[Extracts from a graphics dataset]
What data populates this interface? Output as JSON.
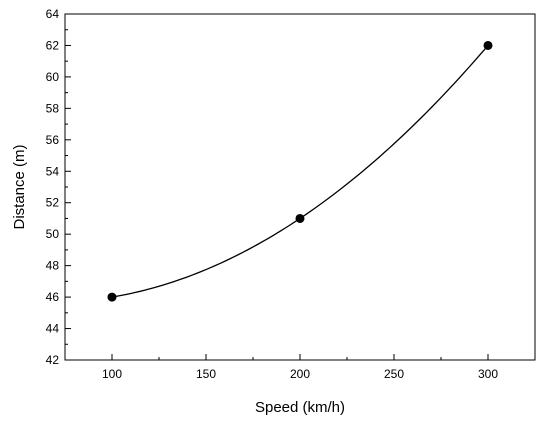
{
  "chart_data": {
    "type": "line",
    "title": "",
    "xlabel": "Speed (km/h)",
    "ylabel": "Distance (m)",
    "xlim": [
      75,
      325
    ],
    "ylim": [
      42,
      64
    ],
    "x_ticks": [
      100,
      150,
      200,
      250,
      300
    ],
    "y_ticks": [
      42,
      44,
      46,
      48,
      50,
      52,
      54,
      56,
      58,
      60,
      62,
      64
    ],
    "x_minor_step": 25,
    "y_minor_step": 1,
    "grid": false,
    "legend": "none",
    "series": [
      {
        "x": [
          100,
          200,
          300
        ],
        "y": [
          46,
          51,
          62
        ],
        "line": "smooth",
        "marker": "circle",
        "color": "#000000"
      }
    ]
  }
}
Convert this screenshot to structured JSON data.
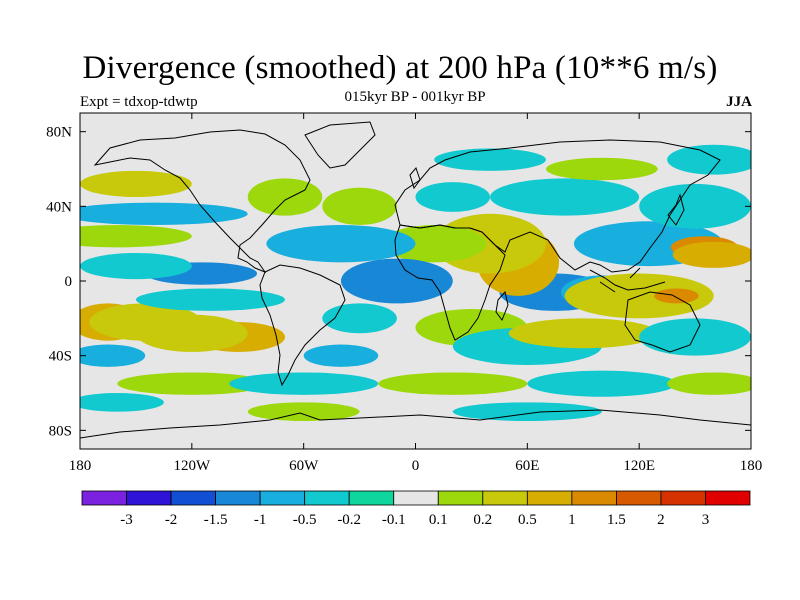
{
  "title": "Divergence (smoothed) at 200 hPa (10**6 m/s)",
  "subtitle": "015kyr BP - 001kyr BP",
  "experiment": "Expt = tdxop-tdwtp",
  "season": "JJA",
  "colors": {
    "ocean_background": "#e6e6e6",
    "coast": "#000000"
  },
  "chart_data": {
    "type": "heatmap",
    "variable": "200 hPa divergence difference (smoothed)",
    "units": "10**6 m/s",
    "x_ticks": [
      "180",
      "120W",
      "60W",
      "0",
      "60E",
      "120E",
      "180"
    ],
    "y_ticks": [
      "80N",
      "40N",
      "0",
      "40S",
      "80S"
    ],
    "xlim": [
      -180,
      180
    ],
    "ylim": [
      -90,
      90
    ],
    "colorbar": {
      "labels": [
        "-3",
        "-2",
        "-1.5",
        "-1",
        "-0.5",
        "-0.2",
        "-0.1",
        "0.1",
        "0.2",
        "0.5",
        "1",
        "1.5",
        "2",
        "3"
      ],
      "colors": [
        "#7b22e0",
        "#2f14d8",
        "#1150d2",
        "#1787d6",
        "#18aedd",
        "#11c9cf",
        "#0fd69d",
        "#e6e6e6",
        "#9cd80c",
        "#c8c90a",
        "#d7ad02",
        "#da8a00",
        "#d85a00",
        "#d63200",
        "#e00000"
      ]
    },
    "regions": [
      {
        "lon": 125,
        "lat": 20,
        "rx": 40,
        "ry": 12,
        "level": 4
      },
      {
        "lon": 155,
        "lat": 18,
        "rx": 18,
        "ry": 6,
        "level": 11
      },
      {
        "lon": 160,
        "lat": 14,
        "rx": 22,
        "ry": 7,
        "level": 10
      },
      {
        "lon": 75,
        "lat": -6,
        "rx": 30,
        "ry": 10,
        "level": 3
      },
      {
        "lon": 100,
        "lat": -6,
        "rx": 22,
        "ry": 9,
        "level": 4
      },
      {
        "lon": 60,
        "lat": 4,
        "rx": 10,
        "ry": 6,
        "level": 11
      },
      {
        "lon": 55,
        "lat": 10,
        "rx": 22,
        "ry": 18,
        "level": 10
      },
      {
        "lon": 40,
        "lat": 20,
        "rx": 30,
        "ry": 16,
        "level": 9
      },
      {
        "lon": 10,
        "lat": 20,
        "rx": 28,
        "ry": 10,
        "level": 8
      },
      {
        "lon": 120,
        "lat": -8,
        "rx": 40,
        "ry": 12,
        "level": 9
      },
      {
        "lon": 140,
        "lat": -8,
        "rx": 12,
        "ry": 4,
        "level": 11
      },
      {
        "lon": -165,
        "lat": -22,
        "rx": 20,
        "ry": 10,
        "level": 10
      },
      {
        "lon": -145,
        "lat": -22,
        "rx": 30,
        "ry": 10,
        "level": 9
      },
      {
        "lon": -95,
        "lat": -30,
        "rx": 25,
        "ry": 8,
        "level": 10
      },
      {
        "lon": -120,
        "lat": -28,
        "rx": 30,
        "ry": 10,
        "level": 9
      },
      {
        "lon": -110,
        "lat": -10,
        "rx": 40,
        "ry": 6,
        "level": 5
      },
      {
        "lon": -115,
        "lat": 4,
        "rx": 30,
        "ry": 6,
        "level": 3
      },
      {
        "lon": -150,
        "lat": 8,
        "rx": 30,
        "ry": 7,
        "level": 5
      },
      {
        "lon": -140,
        "lat": 36,
        "rx": 50,
        "ry": 6,
        "level": 4
      },
      {
        "lon": -150,
        "lat": 52,
        "rx": 30,
        "ry": 7,
        "level": 9
      },
      {
        "lon": -160,
        "lat": 24,
        "rx": 40,
        "ry": 6,
        "level": 8
      },
      {
        "lon": -70,
        "lat": 45,
        "rx": 20,
        "ry": 10,
        "level": 8
      },
      {
        "lon": -30,
        "lat": 40,
        "rx": 20,
        "ry": 10,
        "level": 8
      },
      {
        "lon": -40,
        "lat": 20,
        "rx": 40,
        "ry": 10,
        "level": 4
      },
      {
        "lon": -10,
        "lat": 0,
        "rx": 30,
        "ry": 12,
        "level": 3
      },
      {
        "lon": -30,
        "lat": -20,
        "rx": 20,
        "ry": 8,
        "level": 5
      },
      {
        "lon": 30,
        "lat": -25,
        "rx": 30,
        "ry": 10,
        "level": 8
      },
      {
        "lon": 60,
        "lat": -35,
        "rx": 40,
        "ry": 10,
        "level": 5
      },
      {
        "lon": 90,
        "lat": -28,
        "rx": 40,
        "ry": 8,
        "level": 9
      },
      {
        "lon": 150,
        "lat": -30,
        "rx": 30,
        "ry": 10,
        "level": 5
      },
      {
        "lon": 150,
        "lat": 40,
        "rx": 30,
        "ry": 12,
        "level": 5
      },
      {
        "lon": 80,
        "lat": 45,
        "rx": 40,
        "ry": 10,
        "level": 5
      },
      {
        "lon": 20,
        "lat": 45,
        "rx": 20,
        "ry": 8,
        "level": 5
      },
      {
        "lon": 100,
        "lat": 60,
        "rx": 30,
        "ry": 6,
        "level": 8
      },
      {
        "lon": 160,
        "lat": 65,
        "rx": 25,
        "ry": 8,
        "level": 5
      },
      {
        "lon": 40,
        "lat": 65,
        "rx": 30,
        "ry": 6,
        "level": 5
      },
      {
        "lon": -120,
        "lat": -55,
        "rx": 40,
        "ry": 6,
        "level": 8
      },
      {
        "lon": -60,
        "lat": -55,
        "rx": 40,
        "ry": 6,
        "level": 5
      },
      {
        "lon": 20,
        "lat": -55,
        "rx": 40,
        "ry": 6,
        "level": 8
      },
      {
        "lon": 100,
        "lat": -55,
        "rx": 40,
        "ry": 7,
        "level": 5
      },
      {
        "lon": 160,
        "lat": -55,
        "rx": 25,
        "ry": 6,
        "level": 8
      },
      {
        "lon": -160,
        "lat": -65,
        "rx": 25,
        "ry": 5,
        "level": 5
      },
      {
        "lon": -60,
        "lat": -70,
        "rx": 30,
        "ry": 5,
        "level": 8
      },
      {
        "lon": 60,
        "lat": -70,
        "rx": 40,
        "ry": 5,
        "level": 5
      },
      {
        "lon": -40,
        "lat": -40,
        "rx": 20,
        "ry": 6,
        "level": 4
      },
      {
        "lon": -165,
        "lat": -40,
        "rx": 20,
        "ry": 6,
        "level": 4
      }
    ]
  }
}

▶ What you need to do
Restate every record exactly, please; do not copy the pictures.

▶ Written solution
What data populates this interface? Output as JSON.
{
  "chart_data": {
    "type": "line",
    "title": "",
    "xlabel": "Speed (km/h)",
    "ylabel": "Distance (m)",
    "xlim": [
      75,
      325
    ],
    "ylim": [
      42,
      64
    ],
    "x_ticks": [
      100,
      150,
      200,
      250,
      300
    ],
    "y_ticks": [
      42,
      44,
      46,
      48,
      50,
      52,
      54,
      56,
      58,
      60,
      62,
      64
    ],
    "x_minor_step": 25,
    "y_minor_step": 1,
    "grid": false,
    "legend": "none",
    "series": [
      {
        "x": [
          100,
          200,
          300
        ],
        "y": [
          46,
          51,
          62
        ],
        "line": "smooth",
        "marker": "circle",
        "color": "#000000"
      }
    ]
  }
}
Convert this screenshot to structured JSON data.
{
  "title": "Divergence (smoothed) at 200 hPa (10**6 m/s)",
  "subtitle": "015kyr BP - 001kyr BP",
  "experiment": "Expt = tdxop-tdwtp",
  "season": "JJA",
  "colors": {
    "ocean_background": "#e6e6e6",
    "coast": "#000000"
  },
  "chart_data": {
    "type": "heatmap",
    "variable": "200 hPa divergence difference (smoothed)",
    "units": "10**6 m/s",
    "x_ticks": [
      "180",
      "120W",
      "60W",
      "0",
      "60E",
      "120E",
      "180"
    ],
    "y_ticks": [
      "80N",
      "40N",
      "0",
      "40S",
      "80S"
    ],
    "xlim": [
      -180,
      180
    ],
    "ylim": [
      -90,
      90
    ],
    "colorbar": {
      "labels": [
        "-3",
        "-2",
        "-1.5",
        "-1",
        "-0.5",
        "-0.2",
        "-0.1",
        "0.1",
        "0.2",
        "0.5",
        "1",
        "1.5",
        "2",
        "3"
      ],
      "colors": [
        "#7b22e0",
        "#2f14d8",
        "#1150d2",
        "#1787d6",
        "#18aedd",
        "#11c9cf",
        "#0fd69d",
        "#e6e6e6",
        "#9cd80c",
        "#c8c90a",
        "#d7ad02",
        "#da8a00",
        "#d85a00",
        "#d63200",
        "#e00000"
      ]
    },
    "regions": [
      {
        "lon": 125,
        "lat": 20,
        "rx": 40,
        "ry": 12,
        "level": 4
      },
      {
        "lon": 155,
        "lat": 18,
        "rx": 18,
        "ry": 6,
        "level": 11
      },
      {
        "lon": 160,
        "lat": 14,
        "rx": 22,
        "ry": 7,
        "level": 10
      },
      {
        "lon": 75,
        "lat": -6,
        "rx": 30,
        "ry": 10,
        "level": 3
      },
      {
        "lon": 100,
        "lat": -6,
        "rx": 22,
        "ry": 9,
        "level": 4
      },
      {
        "lon": 60,
        "lat": 4,
        "rx": 10,
        "ry": 6,
        "level": 11
      },
      {
        "lon": 55,
        "lat": 10,
        "rx": 22,
        "ry": 18,
        "level": 10
      },
      {
        "lon": 40,
        "lat": 20,
        "rx": 30,
        "ry": 16,
        "level": 9
      },
      {
        "lon": 10,
        "lat": 20,
        "rx": 28,
        "ry": 10,
        "level": 8
      },
      {
        "lon": 120,
        "lat": -8,
        "rx": 40,
        "ry": 12,
        "level": 9
      },
      {
        "lon": 140,
        "lat": -8,
        "rx": 12,
        "ry": 4,
        "level": 11
      },
      {
        "lon": -165,
        "lat": -22,
        "rx": 20,
        "ry": 10,
        "level": 10
      },
      {
        "lon": -145,
        "lat": -22,
        "rx": 30,
        "ry": 10,
        "level": 9
      },
      {
        "lon": -95,
        "lat": -30,
        "rx": 25,
        "ry": 8,
        "level": 10
      },
      {
        "lon": -120,
        "lat": -28,
        "rx": 30,
        "ry": 10,
        "level": 9
      },
      {
        "lon": -110,
        "lat": -10,
        "rx": 40,
        "ry": 6,
        "level": 5
      },
      {
        "lon": -115,
        "lat": 4,
        "rx": 30,
        "ry": 6,
        "level": 3
      },
      {
        "lon": -150,
        "lat": 8,
        "rx": 30,
        "ry": 7,
        "level": 5
      },
      {
        "lon": -140,
        "lat": 36,
        "rx": 50,
        "ry": 6,
        "level": 4
      },
      {
        "lon": -150,
        "lat": 52,
        "rx": 30,
        "ry": 7,
        "level": 9
      },
      {
        "lon": -160,
        "lat": 24,
        "rx": 40,
        "ry": 6,
        "level": 8
      },
      {
        "lon": -70,
        "lat": 45,
        "rx": 20,
        "ry": 10,
        "level": 8
      },
      {
        "lon": -30,
        "lat": 40,
        "rx": 20,
        "ry": 10,
        "level": 8
      },
      {
        "lon": -40,
        "lat": 20,
        "rx": 40,
        "ry": 10,
        "level": 4
      },
      {
        "lon": -10,
        "lat": 0,
        "rx": 30,
        "ry": 12,
        "level": 3
      },
      {
        "lon": -30,
        "lat": -20,
        "rx": 20,
        "ry": 8,
        "level": 5
      },
      {
        "lon": 30,
        "lat": -25,
        "rx": 30,
        "ry": 10,
        "level": 8
      },
      {
        "lon": 60,
        "lat": -35,
        "rx": 40,
        "ry": 10,
        "level": 5
      },
      {
        "lon": 90,
        "lat": -28,
        "rx": 40,
        "ry": 8,
        "level": 9
      },
      {
        "lon": 150,
        "lat": -30,
        "rx": 30,
        "ry": 10,
        "level": 5
      },
      {
        "lon": 150,
        "lat": 40,
        "rx": 30,
        "ry": 12,
        "level": 5
      },
      {
        "lon": 80,
        "lat": 45,
        "rx": 40,
        "ry": 10,
        "level": 5
      },
      {
        "lon": 20,
        "lat": 45,
        "rx": 20,
        "ry": 8,
        "level": 5
      },
      {
        "lon": 100,
        "lat": 60,
        "rx": 30,
        "ry": 6,
        "level": 8
      },
      {
        "lon": 160,
        "lat": 65,
        "rx": 25,
        "ry": 8,
        "level": 5
      },
      {
        "lon": 40,
        "lat": 65,
        "rx": 30,
        "ry": 6,
        "level": 5
      },
      {
        "lon": -120,
        "lat": -55,
        "rx": 40,
        "ry": 6,
        "level": 8
      },
      {
        "lon": -60,
        "lat": -55,
        "rx": 40,
        "ry": 6,
        "level": 5
      },
      {
        "lon": 20,
        "lat": -55,
        "rx": 40,
        "ry": 6,
        "level": 8
      },
      {
        "lon": 100,
        "lat": -55,
        "rx": 40,
        "ry": 7,
        "level": 5
      },
      {
        "lon": 160,
        "lat": -55,
        "rx": 25,
        "ry": 6,
        "level": 8
      },
      {
        "lon": -160,
        "lat": -65,
        "rx": 25,
        "ry": 5,
        "level": 5
      },
      {
        "lon": -60,
        "lat": -70,
        "rx": 30,
        "ry": 5,
        "level": 8
      },
      {
        "lon": 60,
        "lat": -70,
        "rx": 40,
        "ry": 5,
        "level": 5
      },
      {
        "lon": -40,
        "lat": -40,
        "rx": 20,
        "ry": 6,
        "level": 4
      },
      {
        "lon": -165,
        "lat": -40,
        "rx": 20,
        "ry": 6,
        "level": 4
      }
    ]
  }
}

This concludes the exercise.